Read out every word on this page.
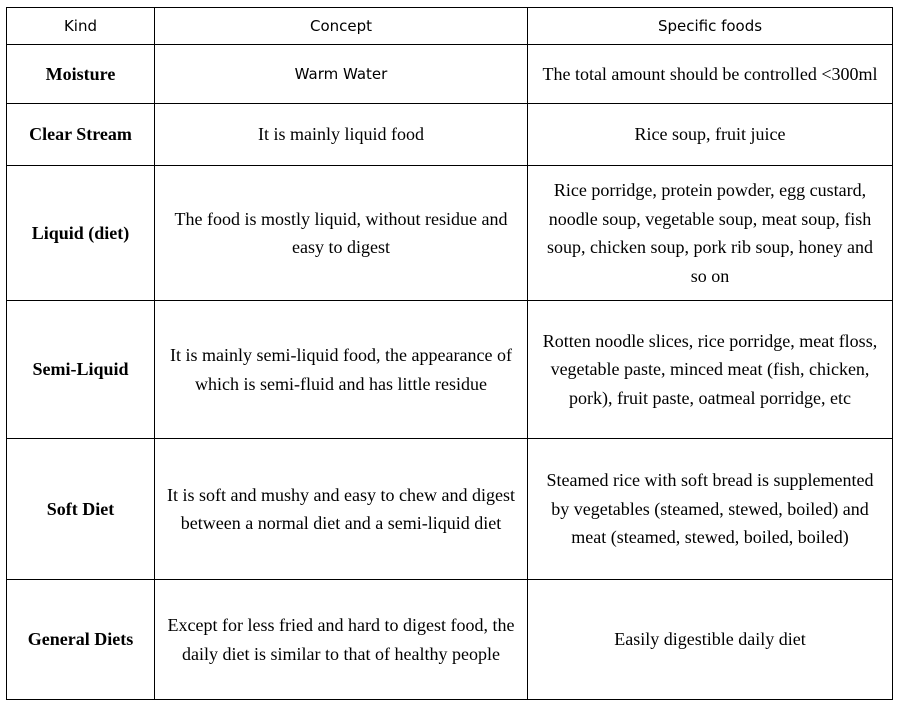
Kind	Concept	Specific foods
Moisture	Warm Water	The total amount should be controlled <300ml
Clear Stream	It is mainly liquid food	Rice soup, fruit juice
Liquid (diet)	The food is mostly liquid, without residue and easy to digest	Rice porridge, protein powder, egg custard, noodle soup, vegetable soup, meat soup, fish soup, chicken soup, pork rib soup, honey and so on
Semi-Liquid	It is mainly semi-liquid food, the appearance of which is semi-fluid and has little residue	Rotten noodle slices, rice porridge, meat floss, vegetable paste, minced meat (fish, chicken, pork), fruit paste, oatmeal porridge, etc
Soft Diet	It is soft and mushy and easy to chew and digest between a normal diet and a semi-liquid diet	Steamed rice with soft bread is supplemented by vegetables (steamed, stewed, boiled) and meat (steamed, stewed, boiled, boiled)
General Diets	Except for less fried and hard to digest food, the daily diet is similar to that of healthy people	Easily digestible daily diet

┄┄┄┄┄┄

Find the number of lines in the records that include the word "noodle". Write only that number.

_Response_
2